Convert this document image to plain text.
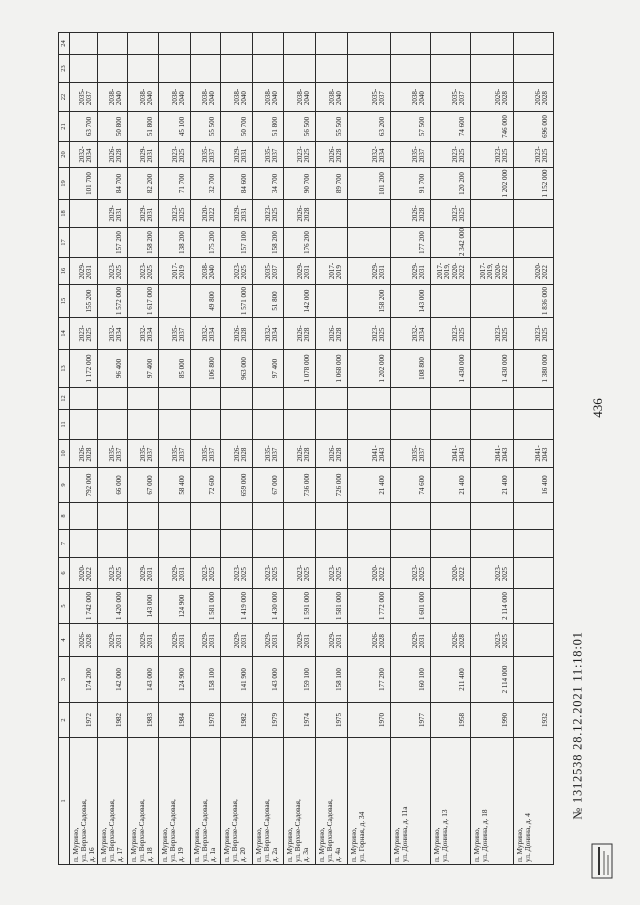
1	2	3	4	5	6	7	8	9	10	11	12	13	14	15	16	17	18	19	20	21	22	23	24
п. Мурино,
ул. Верхне-Садовая,
д. 16	1972	174 200	2026- 2028	1 742 000	2020- 2022			792 000	2026- 2028			1 172 000	2023- 2025	155 200	2029- 2031			101 700	2032- 2034	63 700	2035- 2037		

п. Мурино,
ул. Верхне-Садовая,
д. 17	1982	142 000	2029- 2031	1 420 000	2023- 2025			66 000	2035- 2037			96 400	2032- 2034	1 572 000	2023- 2025	157 200	2029- 2031	84 700	2026- 2028	50 800	2038- 2040		

п. Мурино,
ул. Верхне-Садовая,
д. 18	1983	143 000	2029- 2031	143 000	2029- 2031			67 000	2035- 2037			97 400	2032- 2034	1 617 000	2023- 2025	158 200	2029- 2031	82 200	2029- 2031	51 800	2038- 2040		

п. Мурино,
ул. Верхне-Садовая,
д. 19	1984	124 900	2029- 2031	124 900	2029- 2031			58 400	2035- 2037			85 000	2035- 2037		2017- 2019	138 200	2023- 2025	71 700	2023- 2025	45 100	2038- 2040		

п. Мурино,
ул. Верхне-Садовая,
д. 1а	1978	158 100	2029- 2031	1 581 000	2023- 2025			72 600	2035- 2037			106 800	2032- 2034	49 800	2038- 2040	175 200	2020- 2022	32 700	2035- 2037	55 500	2038- 2040		

п. Мурино,
ул. Верхне-Садовая,
д. 20	1982	141 900	2029- 2031	1 419 000	2023- 2025			659 000	2026- 2028			963 000	2026- 2028	1 571 000	2023- 2025	157 100	2029- 2031	84 600	2029- 2031	50 700	2038- 2040		

п. Мурино,
ул. Верхне-Садовая,
д. 2а	1979	143 000	2029- 2031	1 430 000	2023- 2025			67 000	2035- 2037			97 400	2032- 2034	51 800	2035- 2037	158 200	2023- 2025	34 700	2035- 2037	51 800	2038- 2040		

п. Мурино,
ул. Верхне-Садовая,
д. 3а	1974	159 100	2029- 2031	1 591 000	2023- 2025			736 000	2026- 2028			1 078 000	2026- 2028	142 000	2029- 2031	176 200	2026- 2028	90 700	2023- 2025	56 500	2038- 2040		

п. Мурино,
ул. Верхне-Садовая,
д. 4а	1975	158 100	2029- 2031	1 581 000	2023- 2025			726 000	2026- 2028			1 068 000	2026- 2028		2017- 2019			89 700	2026- 2028	55 500	2038- 2040		

п. Мурино,
ул. Горная, д. 34	1970	177 200	2026- 2028	1 772 000	2020- 2022			21 400	2041- 2043			1 202 000	2023- 2025	158 200	2029- 2031			101 200	2032- 2034	63 200	2035- 2037		

п. Мурино,
ул. Донина, д. 11а	1977	160 100	2029- 2031	1 601 000	2023- 2025			74 600	2035- 2037			108 800	2032- 2034	143 000	2029- 2031	177 200	2026- 2028	91 700	2035- 2037	57 500	2038- 2040		

п. Мурино,
ул. Донина, д. 13	1958	211 400	2026- 2028		2020- 2022			21 400	2041- 2043			1 430 000	2023- 2025		2017- 2019, 2020- 2022	2 342 000	2023- 2025	120 200	2023- 2025	74 600	2035- 2037		

п. Мурино,
ул. Донина, д. 18	1990	2 114 000	2023- 2025	2 114 000	2023- 2025			21 400	2041- 2043			1 430 000	2023- 2025		2017- 2019, 2020- 2022			1 202 000	2023- 2025	746 000	2026- 2028		

п. Мурино,
ул. Донина, д. 4	1932							16 400	2041- 2043			1 380 000	2023- 2025	1 836 000	2020- 2022			1 152 000	2023- 2025	696 000	2026- 2028		

436
№ 1312538 28.12.2021 11:18:01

▸ **WRITTEN PROBLEM**: Repeat the listing in full and exactly. Leave any pictures out.

▸ **FINAL RESULT**:
Convert this document image to plain text.
1	2	3	4	5	6	7	8	9	10	11	12	13	14	15	16	17	18	19	20	21	22	23	24
п. Мурино,
ул. Верхне-Садовая,
д. 16	1972	174 200	2026- 2028	1 742 000	2020- 2022			792 000	2026- 2028			1 172 000	2023- 2025	155 200	2029- 2031			101 700	2032- 2034	63 700	2035- 2037		

п. Мурино,
ул. Верхне-Садовая,
д. 17	1982	142 000	2029- 2031	1 420 000	2023- 2025			66 000	2035- 2037			96 400	2032- 2034	1 572 000	2023- 2025	157 200	2029- 2031	84 700	2026- 2028	50 800	2038- 2040		

п. Мурино,
ул. Верхне-Садовая,
д. 18	1983	143 000	2029- 2031	143 000	2029- 2031			67 000	2035- 2037			97 400	2032- 2034	1 617 000	2023- 2025	158 200	2029- 2031	82 200	2029- 2031	51 800	2038- 2040		

п. Мурино,
ул. Верхне-Садовая,
д. 19	1984	124 900	2029- 2031	124 900	2029- 2031			58 400	2035- 2037			85 000	2035- 2037		2017- 2019	138 200	2023- 2025	71 700	2023- 2025	45 100	2038- 2040		

п. Мурино,
ул. Верхне-Садовая,
д. 1а	1978	158 100	2029- 2031	1 581 000	2023- 2025			72 600	2035- 2037			106 800	2032- 2034	49 800	2038- 2040	175 200	2020- 2022	32 700	2035- 2037	55 500	2038- 2040		

п. Мурино,
ул. Верхне-Садовая,
д. 20	1982	141 900	2029- 2031	1 419 000	2023- 2025			659 000	2026- 2028			963 000	2026- 2028	1 571 000	2023- 2025	157 100	2029- 2031	84 600	2029- 2031	50 700	2038- 2040		

п. Мурино,
ул. Верхне-Садовая,
д. 2а	1979	143 000	2029- 2031	1 430 000	2023- 2025			67 000	2035- 2037			97 400	2032- 2034	51 800	2035- 2037	158 200	2023- 2025	34 700	2035- 2037	51 800	2038- 2040		

п. Мурино,
ул. Верхне-Садовая,
д. 3а	1974	159 100	2029- 2031	1 591 000	2023- 2025			736 000	2026- 2028			1 078 000	2026- 2028	142 000	2029- 2031	176 200	2026- 2028	90 700	2023- 2025	56 500	2038- 2040		

п. Мурино,
ул. Верхне-Садовая,
д. 4а	1975	158 100	2029- 2031	1 581 000	2023- 2025			726 000	2026- 2028			1 068 000	2026- 2028		2017- 2019			89 700	2026- 2028	55 500	2038- 2040		

п. Мурино,
ул. Горная, д. 34	1970	177 200	2026- 2028	1 772 000	2020- 2022			21 400	2041- 2043			1 202 000	2023- 2025	158 200	2029- 2031			101 200	2032- 2034	63 200	2035- 2037		

п. Мурино,
ул. Донина, д. 11а	1977	160 100	2029- 2031	1 601 000	2023- 2025			74 600	2035- 2037			108 800	2032- 2034	143 000	2029- 2031	177 200	2026- 2028	91 700	2035- 2037	57 500	2038- 2040		

п. Мурино,
ул. Донина, д. 13	1958	211 400	2026- 2028		2020- 2022			21 400	2041- 2043			1 430 000	2023- 2025		2017- 2019, 2020- 2022	2 342 000	2023- 2025	120 200	2023- 2025	74 600	2035- 2037		

п. Мурино,
ул. Донина, д. 18	1990	2 114 000	2023- 2025	2 114 000	2023- 2025			21 400	2041- 2043			1 430 000	2023- 2025		2017- 2019, 2020- 2022			1 202 000	2023- 2025	746 000	2026- 2028		

п. Мурино,
ул. Донина, д. 4	1932							16 400	2041- 2043			1 380 000	2023- 2025	1 836 000	2020- 2022			1 152 000	2023- 2025	696 000	2026- 2028		

436
№ 1312538 28.12.2021 11:18:01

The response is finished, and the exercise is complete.